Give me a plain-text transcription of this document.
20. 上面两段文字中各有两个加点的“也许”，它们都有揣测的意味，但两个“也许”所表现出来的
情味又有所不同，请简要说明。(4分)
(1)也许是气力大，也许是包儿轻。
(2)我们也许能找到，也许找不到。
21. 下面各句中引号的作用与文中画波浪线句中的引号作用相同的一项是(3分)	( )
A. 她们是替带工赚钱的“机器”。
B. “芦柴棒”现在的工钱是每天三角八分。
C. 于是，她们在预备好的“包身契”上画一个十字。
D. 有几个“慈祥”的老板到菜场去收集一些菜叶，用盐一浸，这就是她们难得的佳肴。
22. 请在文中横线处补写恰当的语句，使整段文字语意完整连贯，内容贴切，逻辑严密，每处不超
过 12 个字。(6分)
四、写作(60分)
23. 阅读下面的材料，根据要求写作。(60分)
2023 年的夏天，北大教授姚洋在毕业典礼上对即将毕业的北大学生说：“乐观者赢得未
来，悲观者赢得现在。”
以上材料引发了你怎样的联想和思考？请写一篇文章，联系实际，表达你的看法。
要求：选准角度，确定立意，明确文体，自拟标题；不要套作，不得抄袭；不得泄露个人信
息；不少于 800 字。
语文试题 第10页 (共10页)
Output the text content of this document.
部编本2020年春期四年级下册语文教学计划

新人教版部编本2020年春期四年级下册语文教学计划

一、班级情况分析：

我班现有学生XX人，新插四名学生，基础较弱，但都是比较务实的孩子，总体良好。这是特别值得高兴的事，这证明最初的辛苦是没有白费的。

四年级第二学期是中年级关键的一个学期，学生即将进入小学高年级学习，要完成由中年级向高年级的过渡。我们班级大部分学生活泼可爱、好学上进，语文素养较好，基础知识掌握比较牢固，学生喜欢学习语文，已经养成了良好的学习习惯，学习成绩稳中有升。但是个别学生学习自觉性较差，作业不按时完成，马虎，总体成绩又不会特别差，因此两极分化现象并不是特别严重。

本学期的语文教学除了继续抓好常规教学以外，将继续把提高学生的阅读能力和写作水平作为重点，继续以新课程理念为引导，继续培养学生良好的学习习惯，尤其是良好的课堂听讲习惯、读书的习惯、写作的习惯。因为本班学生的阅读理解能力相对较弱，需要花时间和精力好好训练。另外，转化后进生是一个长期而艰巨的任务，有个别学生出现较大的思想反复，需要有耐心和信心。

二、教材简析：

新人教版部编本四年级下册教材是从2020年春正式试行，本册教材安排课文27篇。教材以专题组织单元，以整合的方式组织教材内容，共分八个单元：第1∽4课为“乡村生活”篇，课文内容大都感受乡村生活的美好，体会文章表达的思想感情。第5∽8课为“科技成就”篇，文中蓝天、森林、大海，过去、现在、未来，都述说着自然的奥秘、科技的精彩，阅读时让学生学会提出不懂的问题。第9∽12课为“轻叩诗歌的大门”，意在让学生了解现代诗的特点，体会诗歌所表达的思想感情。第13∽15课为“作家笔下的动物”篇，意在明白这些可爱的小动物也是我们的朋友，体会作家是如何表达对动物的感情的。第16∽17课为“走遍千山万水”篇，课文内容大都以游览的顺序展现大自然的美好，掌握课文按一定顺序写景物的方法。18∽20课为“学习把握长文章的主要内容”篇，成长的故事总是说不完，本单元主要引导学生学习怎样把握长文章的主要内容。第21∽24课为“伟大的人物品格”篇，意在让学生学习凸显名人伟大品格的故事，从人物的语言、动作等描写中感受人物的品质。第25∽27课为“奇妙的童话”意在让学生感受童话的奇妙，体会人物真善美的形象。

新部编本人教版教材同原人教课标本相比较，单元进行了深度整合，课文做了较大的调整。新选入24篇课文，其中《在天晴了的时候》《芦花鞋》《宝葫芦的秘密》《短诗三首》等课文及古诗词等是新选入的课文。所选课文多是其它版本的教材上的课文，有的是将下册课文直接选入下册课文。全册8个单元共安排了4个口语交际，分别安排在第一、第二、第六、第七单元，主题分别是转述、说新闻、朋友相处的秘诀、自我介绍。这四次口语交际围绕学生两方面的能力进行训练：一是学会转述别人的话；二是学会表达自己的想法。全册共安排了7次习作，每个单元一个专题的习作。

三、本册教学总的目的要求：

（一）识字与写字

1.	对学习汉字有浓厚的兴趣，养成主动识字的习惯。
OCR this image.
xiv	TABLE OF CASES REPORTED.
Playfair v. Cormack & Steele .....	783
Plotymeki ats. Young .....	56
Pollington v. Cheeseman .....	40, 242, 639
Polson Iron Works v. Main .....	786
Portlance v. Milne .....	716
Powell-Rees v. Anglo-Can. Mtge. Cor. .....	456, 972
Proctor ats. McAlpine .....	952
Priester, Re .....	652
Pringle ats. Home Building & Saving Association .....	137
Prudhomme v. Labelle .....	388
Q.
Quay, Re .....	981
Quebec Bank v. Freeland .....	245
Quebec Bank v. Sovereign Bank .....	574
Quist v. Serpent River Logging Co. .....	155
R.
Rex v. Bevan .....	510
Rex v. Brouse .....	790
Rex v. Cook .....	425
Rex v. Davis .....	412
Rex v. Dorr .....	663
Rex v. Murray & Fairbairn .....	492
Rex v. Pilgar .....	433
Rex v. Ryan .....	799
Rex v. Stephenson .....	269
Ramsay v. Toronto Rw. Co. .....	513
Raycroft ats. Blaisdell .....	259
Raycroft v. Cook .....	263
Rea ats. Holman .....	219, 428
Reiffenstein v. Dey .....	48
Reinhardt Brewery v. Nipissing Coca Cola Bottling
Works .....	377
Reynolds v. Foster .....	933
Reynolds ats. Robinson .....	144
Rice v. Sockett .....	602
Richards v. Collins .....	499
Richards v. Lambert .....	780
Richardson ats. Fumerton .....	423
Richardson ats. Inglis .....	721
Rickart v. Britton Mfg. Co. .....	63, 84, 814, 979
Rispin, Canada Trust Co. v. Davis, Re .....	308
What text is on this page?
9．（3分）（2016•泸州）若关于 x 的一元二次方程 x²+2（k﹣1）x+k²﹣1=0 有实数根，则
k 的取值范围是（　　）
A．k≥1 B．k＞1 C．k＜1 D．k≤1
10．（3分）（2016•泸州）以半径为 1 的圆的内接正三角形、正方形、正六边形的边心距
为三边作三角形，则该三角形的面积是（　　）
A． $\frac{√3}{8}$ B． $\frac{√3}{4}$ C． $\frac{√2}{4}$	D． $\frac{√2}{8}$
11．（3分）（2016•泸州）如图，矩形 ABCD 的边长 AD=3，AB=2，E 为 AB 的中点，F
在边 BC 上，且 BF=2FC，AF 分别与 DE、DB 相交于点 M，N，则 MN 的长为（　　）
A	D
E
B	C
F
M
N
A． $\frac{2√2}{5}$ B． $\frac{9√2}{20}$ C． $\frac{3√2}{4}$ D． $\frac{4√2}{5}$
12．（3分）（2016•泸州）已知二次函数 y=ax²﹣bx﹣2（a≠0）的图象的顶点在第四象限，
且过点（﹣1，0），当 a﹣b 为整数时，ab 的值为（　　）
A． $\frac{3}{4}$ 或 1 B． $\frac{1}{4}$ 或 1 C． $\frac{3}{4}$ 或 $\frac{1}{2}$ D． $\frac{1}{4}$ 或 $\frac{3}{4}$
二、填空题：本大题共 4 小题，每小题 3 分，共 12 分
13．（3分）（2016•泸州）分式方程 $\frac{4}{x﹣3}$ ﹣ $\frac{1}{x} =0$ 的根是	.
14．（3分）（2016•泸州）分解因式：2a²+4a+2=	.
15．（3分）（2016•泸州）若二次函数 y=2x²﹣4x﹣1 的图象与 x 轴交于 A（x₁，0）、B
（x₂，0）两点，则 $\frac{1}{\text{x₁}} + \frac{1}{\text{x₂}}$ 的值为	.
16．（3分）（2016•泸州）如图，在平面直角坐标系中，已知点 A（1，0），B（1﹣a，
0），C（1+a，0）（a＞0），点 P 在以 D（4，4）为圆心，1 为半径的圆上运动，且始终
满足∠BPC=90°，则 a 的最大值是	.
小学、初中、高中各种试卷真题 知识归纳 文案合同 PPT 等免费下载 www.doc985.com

━━━

◆ WRITTEN REQUEST: The line containing "What text is on this page?" and every line after it, through the end of the records, should be repeated exactly and alone.

◆ EXERCISE ANSWER:
What text is on this page?
9．（3分）（2016•泸州）若关于 x 的一元二次方程 x²+2（k﹣1）x+k²﹣1=0 有实数根，则
k 的取值范围是（　　）
A．k≥1 B．k＞1 C．k＜1 D．k≤1
10．（3分）（2016•泸州）以半径为 1 的圆的内接正三角形、正方形、正六边形的边心距
为三边作三角形，则该三角形的面积是（　　）
A． $\frac{√3}{8}$ B． $\frac{√3}{4}$ C． $\frac{√2}{4}$	D． $\frac{√2}{8}$
11．（3分）（2016•泸州）如图，矩形 ABCD 的边长 AD=3，AB=2，E 为 AB 的中点，F
在边 BC 上，且 BF=2FC，AF 分别与 DE、DB 相交于点 M，N，则 MN 的长为（　　）
A	D
E
B	C
F
M
N
A． $\frac{2√2}{5}$ B． $\frac{9√2}{20}$ C． $\frac{3√2}{4}$ D． $\frac{4√2}{5}$
12．（3分）（2016•泸州）已知二次函数 y=ax²﹣bx﹣2（a≠0）的图象的顶点在第四象限，
且过点（﹣1，0），当 a﹣b 为整数时，ab 的值为（　　）
A． $\frac{3}{4}$ 或 1 B． $\frac{1}{4}$ 或 1 C． $\frac{3}{4}$ 或 $\frac{1}{2}$ D． $\frac{1}{4}$ 或 $\frac{3}{4}$
二、填空题：本大题共 4 小题，每小题 3 分，共 12 分
13．（3分）（2016•泸州）分式方程 $\frac{4}{x﹣3}$ ﹣ $\frac{1}{x} =0$ 的根是	.
14．（3分）（2016•泸州）分解因式：2a²+4a+2=	.
15．（3分）（2016•泸州）若二次函数 y=2x²﹣4x﹣1 的图象与 x 轴交于 A（x₁，0）、B
（x₂，0）两点，则 $\frac{1}{\text{x₁}} + \frac{1}{\text{x₂}}$ 的值为	.
16．（3分）（2016•泸州）如图，在平面直角坐标系中，已知点 A（1，0），B（1﹣a，
0），C（1+a，0）（a＞0），点 P 在以 D（4，4）为圆心，1 为半径的圆上运动，且始终
满足∠BPC=90°，则 a 的最大值是	.
小学、初中、高中各种试卷真题 知识归纳 文案合同 PPT 等免费下载 www.doc985.com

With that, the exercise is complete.